THE PROBLEM: Copy all lines of the listing that include the string "ganger".

PROVIDED INFORMATION:
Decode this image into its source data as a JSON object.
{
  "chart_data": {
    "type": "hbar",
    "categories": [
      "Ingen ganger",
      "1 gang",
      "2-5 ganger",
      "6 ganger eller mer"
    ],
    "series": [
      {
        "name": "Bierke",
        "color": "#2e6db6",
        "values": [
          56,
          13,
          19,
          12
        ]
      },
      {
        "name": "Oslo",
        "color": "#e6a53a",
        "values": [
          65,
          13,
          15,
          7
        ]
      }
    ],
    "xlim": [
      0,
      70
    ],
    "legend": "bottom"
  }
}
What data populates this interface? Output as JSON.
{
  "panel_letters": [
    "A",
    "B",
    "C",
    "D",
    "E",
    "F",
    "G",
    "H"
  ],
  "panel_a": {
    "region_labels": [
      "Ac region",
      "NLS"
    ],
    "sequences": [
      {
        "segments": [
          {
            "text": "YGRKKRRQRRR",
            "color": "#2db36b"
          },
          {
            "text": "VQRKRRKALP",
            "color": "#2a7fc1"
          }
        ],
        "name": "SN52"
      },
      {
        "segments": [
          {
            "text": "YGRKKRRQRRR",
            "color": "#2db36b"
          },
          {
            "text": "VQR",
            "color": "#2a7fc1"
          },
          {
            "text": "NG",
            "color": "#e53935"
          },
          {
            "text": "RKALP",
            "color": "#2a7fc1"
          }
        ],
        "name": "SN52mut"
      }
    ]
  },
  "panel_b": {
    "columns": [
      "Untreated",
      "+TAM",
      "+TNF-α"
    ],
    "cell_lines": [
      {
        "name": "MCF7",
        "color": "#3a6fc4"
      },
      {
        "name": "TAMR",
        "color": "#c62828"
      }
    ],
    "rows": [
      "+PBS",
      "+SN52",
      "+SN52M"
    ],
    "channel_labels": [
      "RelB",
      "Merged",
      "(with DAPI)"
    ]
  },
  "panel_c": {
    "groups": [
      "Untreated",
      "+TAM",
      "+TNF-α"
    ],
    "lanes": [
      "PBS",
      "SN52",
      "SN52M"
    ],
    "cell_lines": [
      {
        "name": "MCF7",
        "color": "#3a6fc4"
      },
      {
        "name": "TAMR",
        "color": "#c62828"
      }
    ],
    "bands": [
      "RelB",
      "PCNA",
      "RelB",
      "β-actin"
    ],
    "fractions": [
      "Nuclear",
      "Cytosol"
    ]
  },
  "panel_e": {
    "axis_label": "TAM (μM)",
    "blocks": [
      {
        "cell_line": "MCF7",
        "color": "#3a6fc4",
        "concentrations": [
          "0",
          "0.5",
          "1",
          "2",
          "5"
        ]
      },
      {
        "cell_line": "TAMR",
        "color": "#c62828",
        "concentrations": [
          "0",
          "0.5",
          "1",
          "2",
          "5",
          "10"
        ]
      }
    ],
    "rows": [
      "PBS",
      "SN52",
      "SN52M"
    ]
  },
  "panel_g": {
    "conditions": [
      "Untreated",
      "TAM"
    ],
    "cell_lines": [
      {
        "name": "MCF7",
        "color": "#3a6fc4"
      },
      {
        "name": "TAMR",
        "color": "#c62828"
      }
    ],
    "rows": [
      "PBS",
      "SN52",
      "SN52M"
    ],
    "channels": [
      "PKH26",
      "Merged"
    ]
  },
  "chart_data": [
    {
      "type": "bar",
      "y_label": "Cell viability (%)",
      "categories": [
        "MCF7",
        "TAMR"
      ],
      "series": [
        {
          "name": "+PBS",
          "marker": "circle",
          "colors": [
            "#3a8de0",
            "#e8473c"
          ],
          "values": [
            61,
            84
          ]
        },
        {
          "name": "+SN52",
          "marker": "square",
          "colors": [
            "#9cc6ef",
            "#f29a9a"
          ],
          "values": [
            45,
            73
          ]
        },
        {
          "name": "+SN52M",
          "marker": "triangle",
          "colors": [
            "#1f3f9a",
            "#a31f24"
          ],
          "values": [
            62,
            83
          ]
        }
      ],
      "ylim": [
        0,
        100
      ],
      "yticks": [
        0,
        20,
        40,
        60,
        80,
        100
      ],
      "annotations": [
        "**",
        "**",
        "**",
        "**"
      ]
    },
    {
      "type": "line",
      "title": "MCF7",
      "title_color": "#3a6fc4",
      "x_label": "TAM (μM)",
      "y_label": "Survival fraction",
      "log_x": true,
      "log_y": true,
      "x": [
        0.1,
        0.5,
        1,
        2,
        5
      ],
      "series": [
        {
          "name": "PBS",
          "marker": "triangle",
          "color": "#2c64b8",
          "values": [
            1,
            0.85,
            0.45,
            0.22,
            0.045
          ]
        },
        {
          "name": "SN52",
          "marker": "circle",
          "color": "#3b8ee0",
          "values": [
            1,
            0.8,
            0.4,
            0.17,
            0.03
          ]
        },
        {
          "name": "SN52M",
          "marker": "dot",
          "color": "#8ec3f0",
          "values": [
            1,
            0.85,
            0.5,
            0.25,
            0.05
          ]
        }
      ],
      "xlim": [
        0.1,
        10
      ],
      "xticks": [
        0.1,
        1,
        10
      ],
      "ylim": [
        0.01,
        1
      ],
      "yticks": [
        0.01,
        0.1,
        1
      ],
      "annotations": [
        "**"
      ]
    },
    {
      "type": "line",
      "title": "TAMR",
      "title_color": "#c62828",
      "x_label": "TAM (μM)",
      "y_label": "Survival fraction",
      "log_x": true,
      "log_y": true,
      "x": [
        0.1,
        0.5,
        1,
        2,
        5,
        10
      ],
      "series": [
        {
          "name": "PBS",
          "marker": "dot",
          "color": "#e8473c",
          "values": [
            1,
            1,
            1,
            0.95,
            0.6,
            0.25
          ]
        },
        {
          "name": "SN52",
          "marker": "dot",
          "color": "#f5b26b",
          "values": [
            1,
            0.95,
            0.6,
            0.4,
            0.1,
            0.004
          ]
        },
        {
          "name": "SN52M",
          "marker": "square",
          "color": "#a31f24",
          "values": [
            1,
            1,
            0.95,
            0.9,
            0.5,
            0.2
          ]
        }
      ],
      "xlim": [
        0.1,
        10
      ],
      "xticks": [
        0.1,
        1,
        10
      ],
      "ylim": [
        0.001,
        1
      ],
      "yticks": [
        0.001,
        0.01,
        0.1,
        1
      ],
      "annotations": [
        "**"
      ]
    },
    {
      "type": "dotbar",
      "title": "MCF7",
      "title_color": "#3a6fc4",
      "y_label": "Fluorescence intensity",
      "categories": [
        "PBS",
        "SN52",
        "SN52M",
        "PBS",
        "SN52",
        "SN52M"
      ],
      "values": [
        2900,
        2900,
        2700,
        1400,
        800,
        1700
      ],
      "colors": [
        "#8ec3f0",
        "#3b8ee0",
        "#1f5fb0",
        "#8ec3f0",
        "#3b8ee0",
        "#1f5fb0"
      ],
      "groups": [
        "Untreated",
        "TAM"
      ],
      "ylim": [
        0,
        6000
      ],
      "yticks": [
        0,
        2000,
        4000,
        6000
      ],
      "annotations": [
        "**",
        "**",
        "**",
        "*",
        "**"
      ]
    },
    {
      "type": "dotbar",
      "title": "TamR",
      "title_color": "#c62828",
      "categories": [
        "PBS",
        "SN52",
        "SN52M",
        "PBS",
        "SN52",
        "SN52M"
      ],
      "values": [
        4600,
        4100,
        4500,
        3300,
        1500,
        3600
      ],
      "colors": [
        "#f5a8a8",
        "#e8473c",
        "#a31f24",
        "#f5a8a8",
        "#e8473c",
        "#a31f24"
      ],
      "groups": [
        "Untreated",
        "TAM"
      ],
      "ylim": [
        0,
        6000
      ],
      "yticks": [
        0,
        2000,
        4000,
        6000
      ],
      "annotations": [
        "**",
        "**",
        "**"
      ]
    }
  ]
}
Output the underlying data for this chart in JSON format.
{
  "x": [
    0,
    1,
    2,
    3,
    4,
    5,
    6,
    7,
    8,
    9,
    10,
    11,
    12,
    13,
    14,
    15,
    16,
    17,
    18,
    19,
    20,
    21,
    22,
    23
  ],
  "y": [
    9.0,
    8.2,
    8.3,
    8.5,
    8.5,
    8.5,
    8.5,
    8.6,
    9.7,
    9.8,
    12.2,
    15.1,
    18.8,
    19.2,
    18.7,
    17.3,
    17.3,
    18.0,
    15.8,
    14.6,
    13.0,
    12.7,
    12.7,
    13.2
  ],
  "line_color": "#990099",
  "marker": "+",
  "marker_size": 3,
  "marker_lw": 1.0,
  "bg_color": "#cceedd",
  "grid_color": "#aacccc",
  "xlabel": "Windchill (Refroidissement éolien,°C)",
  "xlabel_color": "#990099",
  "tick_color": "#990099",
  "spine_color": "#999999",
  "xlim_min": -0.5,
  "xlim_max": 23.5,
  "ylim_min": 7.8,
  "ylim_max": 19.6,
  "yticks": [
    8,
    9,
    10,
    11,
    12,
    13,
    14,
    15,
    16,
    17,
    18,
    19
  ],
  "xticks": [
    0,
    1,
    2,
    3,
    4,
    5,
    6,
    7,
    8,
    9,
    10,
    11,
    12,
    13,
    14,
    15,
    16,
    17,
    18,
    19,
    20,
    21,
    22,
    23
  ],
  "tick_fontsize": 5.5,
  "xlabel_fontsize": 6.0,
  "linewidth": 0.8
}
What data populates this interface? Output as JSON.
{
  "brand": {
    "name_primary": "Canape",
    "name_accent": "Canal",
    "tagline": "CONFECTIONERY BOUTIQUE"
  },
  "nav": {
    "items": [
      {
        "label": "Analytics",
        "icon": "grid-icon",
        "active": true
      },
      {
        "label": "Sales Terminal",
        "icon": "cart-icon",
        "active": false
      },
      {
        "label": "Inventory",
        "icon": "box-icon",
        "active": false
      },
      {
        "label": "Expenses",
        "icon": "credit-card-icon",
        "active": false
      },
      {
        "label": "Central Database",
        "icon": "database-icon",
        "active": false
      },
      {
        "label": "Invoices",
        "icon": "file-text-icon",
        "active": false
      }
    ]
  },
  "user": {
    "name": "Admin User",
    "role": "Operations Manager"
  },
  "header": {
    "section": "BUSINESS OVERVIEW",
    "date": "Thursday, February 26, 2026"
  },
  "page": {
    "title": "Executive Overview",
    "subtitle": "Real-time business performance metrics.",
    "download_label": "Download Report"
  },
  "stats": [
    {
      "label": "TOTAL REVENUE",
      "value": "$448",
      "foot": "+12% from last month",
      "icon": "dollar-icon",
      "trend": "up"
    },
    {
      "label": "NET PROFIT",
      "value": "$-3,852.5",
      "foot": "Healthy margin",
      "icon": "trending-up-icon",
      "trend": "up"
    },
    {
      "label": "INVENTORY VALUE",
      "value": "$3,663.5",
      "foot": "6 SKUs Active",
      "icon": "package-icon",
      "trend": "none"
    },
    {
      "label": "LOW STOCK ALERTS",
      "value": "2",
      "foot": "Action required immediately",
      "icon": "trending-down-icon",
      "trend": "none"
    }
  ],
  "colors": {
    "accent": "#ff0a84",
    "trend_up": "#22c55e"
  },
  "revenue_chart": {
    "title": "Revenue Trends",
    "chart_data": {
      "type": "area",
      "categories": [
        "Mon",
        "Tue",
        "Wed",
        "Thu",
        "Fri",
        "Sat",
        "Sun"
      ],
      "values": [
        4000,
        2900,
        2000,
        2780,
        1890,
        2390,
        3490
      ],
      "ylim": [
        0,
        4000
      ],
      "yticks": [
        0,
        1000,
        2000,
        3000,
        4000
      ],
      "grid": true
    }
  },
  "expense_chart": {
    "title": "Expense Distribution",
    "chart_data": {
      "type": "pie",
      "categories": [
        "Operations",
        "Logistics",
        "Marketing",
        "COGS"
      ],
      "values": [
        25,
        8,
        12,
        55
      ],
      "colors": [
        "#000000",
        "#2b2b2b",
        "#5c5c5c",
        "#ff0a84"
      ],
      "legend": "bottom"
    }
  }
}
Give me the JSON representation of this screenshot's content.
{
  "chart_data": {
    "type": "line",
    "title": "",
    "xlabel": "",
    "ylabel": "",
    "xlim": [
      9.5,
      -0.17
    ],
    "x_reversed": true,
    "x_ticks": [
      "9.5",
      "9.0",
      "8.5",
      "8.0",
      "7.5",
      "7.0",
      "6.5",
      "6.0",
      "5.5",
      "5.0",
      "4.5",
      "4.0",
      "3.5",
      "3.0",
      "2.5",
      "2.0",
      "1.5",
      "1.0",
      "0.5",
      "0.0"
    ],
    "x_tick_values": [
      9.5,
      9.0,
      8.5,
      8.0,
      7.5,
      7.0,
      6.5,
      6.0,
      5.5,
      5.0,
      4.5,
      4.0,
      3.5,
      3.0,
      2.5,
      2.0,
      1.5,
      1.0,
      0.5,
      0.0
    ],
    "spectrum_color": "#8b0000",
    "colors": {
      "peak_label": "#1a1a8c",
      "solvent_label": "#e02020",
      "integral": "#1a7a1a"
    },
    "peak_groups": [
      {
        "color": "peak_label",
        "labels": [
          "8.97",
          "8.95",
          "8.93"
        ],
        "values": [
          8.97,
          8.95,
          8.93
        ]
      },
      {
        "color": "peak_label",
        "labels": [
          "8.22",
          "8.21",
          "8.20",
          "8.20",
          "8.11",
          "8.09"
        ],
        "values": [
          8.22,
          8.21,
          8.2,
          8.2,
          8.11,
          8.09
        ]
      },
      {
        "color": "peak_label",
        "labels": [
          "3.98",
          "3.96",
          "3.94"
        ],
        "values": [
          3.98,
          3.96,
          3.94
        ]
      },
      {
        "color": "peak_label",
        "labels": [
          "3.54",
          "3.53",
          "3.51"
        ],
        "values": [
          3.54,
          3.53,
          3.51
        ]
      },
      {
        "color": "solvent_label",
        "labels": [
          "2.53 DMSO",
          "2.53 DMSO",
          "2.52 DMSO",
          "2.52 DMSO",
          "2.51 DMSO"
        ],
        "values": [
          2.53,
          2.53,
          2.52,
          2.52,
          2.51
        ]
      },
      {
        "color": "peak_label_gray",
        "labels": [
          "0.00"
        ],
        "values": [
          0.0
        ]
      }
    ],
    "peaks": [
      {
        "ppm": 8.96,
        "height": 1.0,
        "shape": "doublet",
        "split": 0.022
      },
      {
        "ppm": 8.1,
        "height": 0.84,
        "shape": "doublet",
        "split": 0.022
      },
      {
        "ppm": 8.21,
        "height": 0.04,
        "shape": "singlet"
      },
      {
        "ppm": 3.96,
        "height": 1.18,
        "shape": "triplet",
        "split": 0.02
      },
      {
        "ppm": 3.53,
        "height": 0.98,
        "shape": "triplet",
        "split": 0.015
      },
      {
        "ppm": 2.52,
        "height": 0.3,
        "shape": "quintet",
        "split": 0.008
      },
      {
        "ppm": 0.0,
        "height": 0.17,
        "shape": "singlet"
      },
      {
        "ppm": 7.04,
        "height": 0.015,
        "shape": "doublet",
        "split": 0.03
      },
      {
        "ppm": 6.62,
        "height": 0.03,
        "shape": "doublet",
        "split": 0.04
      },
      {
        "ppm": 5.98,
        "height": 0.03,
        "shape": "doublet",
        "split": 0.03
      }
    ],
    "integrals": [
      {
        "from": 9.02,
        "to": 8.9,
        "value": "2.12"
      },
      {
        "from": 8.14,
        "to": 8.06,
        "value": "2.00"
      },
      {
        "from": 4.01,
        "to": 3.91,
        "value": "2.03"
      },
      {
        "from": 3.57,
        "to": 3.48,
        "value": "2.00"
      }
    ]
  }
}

RESULT OF THE EXERCISE:
      "Ingen ganger",
      "2-5 ganger",
      "6 ganger eller mer"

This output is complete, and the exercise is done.